The problem:
Scan the material that follows. Copy every line containing the word "mypurple".

[Items listed in a dataset]
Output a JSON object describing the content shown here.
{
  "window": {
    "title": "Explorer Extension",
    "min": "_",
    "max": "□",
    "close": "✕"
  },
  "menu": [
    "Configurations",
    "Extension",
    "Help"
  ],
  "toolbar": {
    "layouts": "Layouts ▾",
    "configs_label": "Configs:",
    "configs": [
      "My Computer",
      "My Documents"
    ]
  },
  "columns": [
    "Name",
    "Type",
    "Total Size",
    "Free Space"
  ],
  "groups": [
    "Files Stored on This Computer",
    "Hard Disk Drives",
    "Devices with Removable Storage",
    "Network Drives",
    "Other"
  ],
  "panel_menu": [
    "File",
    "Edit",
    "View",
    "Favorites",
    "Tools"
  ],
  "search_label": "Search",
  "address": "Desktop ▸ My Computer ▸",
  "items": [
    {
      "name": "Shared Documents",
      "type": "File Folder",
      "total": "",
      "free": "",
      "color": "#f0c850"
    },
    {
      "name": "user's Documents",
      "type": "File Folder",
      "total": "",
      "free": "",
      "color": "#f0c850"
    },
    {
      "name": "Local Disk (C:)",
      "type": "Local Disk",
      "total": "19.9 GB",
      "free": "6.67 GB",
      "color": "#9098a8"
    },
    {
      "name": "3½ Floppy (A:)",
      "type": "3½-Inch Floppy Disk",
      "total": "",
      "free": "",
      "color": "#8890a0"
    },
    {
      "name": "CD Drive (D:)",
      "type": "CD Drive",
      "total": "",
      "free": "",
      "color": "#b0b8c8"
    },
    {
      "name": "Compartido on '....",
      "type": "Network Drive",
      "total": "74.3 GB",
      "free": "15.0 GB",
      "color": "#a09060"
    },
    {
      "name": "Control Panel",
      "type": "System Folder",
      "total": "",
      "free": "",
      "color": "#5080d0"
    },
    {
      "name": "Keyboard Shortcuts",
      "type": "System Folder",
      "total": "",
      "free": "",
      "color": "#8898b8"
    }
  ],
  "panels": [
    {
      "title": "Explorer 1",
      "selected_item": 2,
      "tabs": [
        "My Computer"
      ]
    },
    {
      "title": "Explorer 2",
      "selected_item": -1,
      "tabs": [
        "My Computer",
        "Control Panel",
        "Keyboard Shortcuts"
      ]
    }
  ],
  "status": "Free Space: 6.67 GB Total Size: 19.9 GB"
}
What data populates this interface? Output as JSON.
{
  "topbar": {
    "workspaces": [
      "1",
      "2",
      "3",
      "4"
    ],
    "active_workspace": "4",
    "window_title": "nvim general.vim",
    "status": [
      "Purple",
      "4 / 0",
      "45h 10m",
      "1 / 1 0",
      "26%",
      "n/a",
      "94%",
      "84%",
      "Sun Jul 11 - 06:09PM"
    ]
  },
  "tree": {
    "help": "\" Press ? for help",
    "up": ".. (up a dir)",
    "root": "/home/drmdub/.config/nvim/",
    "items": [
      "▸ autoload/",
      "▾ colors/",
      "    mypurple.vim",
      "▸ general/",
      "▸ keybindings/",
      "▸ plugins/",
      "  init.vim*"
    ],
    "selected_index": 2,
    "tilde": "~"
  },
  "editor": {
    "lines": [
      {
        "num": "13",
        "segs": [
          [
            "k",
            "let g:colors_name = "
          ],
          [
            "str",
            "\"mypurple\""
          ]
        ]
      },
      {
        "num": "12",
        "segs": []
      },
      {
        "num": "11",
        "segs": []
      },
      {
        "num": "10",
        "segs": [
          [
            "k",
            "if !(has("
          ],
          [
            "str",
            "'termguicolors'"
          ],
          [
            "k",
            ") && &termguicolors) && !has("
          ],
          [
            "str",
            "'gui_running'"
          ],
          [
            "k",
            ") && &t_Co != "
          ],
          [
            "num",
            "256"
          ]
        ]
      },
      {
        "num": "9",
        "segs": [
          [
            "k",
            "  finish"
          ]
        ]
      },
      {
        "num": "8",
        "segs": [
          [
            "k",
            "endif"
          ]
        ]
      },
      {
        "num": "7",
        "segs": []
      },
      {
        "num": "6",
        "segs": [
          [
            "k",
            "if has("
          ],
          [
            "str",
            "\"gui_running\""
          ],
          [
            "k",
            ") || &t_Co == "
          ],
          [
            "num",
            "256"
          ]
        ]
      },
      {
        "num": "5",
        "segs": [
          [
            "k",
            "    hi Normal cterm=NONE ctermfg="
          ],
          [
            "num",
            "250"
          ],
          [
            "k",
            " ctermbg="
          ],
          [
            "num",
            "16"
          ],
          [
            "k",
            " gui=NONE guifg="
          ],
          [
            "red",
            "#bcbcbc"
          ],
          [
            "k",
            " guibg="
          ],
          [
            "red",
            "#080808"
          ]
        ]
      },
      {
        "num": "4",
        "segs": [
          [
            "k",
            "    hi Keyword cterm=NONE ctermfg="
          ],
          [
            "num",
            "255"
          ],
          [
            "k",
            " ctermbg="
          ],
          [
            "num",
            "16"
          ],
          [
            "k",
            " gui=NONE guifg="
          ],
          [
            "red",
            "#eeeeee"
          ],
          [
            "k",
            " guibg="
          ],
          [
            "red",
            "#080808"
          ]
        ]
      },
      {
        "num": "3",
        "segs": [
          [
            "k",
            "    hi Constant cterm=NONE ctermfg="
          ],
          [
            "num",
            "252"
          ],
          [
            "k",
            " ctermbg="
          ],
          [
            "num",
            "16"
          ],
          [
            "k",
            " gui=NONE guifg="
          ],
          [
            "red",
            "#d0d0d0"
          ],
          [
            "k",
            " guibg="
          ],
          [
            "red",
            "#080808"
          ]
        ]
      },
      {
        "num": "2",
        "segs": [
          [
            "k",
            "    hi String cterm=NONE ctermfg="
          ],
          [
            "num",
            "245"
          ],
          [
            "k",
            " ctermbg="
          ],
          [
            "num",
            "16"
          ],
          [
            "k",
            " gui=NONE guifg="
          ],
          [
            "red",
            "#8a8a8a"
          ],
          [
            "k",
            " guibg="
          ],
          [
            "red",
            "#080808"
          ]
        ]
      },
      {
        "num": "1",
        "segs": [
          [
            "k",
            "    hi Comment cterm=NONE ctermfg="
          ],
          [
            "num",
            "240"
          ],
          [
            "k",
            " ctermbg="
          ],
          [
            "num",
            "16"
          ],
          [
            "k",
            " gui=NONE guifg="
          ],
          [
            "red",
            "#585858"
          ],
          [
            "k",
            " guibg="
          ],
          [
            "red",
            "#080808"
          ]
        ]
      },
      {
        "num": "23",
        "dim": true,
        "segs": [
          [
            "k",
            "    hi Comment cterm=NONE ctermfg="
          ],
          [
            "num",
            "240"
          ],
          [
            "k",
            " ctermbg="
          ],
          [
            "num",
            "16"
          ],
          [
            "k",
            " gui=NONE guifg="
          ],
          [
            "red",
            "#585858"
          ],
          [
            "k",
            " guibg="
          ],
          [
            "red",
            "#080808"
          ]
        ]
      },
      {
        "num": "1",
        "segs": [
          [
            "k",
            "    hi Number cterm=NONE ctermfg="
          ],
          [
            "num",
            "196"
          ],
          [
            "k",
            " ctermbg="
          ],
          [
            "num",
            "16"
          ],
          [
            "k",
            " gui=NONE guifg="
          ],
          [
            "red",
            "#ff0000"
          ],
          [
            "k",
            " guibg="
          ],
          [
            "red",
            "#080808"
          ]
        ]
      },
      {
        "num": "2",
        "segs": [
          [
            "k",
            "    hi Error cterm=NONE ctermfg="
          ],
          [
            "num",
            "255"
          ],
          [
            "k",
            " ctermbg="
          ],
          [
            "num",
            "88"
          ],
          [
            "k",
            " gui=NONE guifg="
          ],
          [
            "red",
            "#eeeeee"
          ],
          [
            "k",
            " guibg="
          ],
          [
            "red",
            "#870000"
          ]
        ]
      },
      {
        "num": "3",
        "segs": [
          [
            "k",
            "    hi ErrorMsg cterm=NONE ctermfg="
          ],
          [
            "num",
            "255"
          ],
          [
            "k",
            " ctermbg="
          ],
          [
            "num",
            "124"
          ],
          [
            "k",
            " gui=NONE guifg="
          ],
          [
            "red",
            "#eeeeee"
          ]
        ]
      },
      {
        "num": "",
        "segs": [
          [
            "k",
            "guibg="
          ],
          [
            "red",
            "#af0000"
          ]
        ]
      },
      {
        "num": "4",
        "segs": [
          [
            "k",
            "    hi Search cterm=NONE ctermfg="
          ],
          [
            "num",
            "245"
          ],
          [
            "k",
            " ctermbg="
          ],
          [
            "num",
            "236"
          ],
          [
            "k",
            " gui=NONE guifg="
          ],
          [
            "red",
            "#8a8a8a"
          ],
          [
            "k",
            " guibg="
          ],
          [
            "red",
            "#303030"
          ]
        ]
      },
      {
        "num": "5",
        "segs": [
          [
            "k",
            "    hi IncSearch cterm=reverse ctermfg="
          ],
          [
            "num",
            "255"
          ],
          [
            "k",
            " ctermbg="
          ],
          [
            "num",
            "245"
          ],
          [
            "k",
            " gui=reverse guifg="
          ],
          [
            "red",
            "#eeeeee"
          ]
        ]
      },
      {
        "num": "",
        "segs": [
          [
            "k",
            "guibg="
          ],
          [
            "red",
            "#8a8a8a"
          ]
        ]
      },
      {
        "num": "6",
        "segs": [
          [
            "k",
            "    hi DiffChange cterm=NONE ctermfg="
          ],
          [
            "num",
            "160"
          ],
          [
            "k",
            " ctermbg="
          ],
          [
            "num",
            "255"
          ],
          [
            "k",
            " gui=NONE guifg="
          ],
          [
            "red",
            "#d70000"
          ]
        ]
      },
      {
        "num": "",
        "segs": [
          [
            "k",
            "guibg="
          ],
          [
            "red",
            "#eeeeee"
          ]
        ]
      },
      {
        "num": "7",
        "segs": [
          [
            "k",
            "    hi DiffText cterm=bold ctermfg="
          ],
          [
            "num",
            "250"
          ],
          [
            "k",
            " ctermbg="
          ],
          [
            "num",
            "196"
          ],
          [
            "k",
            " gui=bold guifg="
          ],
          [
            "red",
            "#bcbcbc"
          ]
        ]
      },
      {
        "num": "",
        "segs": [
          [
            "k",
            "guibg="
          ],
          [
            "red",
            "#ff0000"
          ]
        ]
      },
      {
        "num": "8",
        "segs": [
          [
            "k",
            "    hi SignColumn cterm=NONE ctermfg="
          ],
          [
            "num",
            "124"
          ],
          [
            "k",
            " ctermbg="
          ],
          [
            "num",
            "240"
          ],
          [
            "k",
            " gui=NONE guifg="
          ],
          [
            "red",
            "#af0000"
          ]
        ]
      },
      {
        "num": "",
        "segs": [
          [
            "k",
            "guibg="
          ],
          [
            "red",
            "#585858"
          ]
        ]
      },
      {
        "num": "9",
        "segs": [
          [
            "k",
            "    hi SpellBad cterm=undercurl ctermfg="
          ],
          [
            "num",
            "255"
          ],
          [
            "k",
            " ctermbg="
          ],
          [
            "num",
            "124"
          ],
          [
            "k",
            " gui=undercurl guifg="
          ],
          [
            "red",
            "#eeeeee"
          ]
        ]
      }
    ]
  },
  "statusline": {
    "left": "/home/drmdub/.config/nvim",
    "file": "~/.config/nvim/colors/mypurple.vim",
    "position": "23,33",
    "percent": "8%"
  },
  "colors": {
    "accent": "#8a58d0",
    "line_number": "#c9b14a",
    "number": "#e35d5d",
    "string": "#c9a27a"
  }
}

Response to this task:
      "    mypurple.vim",
            "\"mypurple\""
    "file": "~/.config/nvim/colors/mypurple.vim",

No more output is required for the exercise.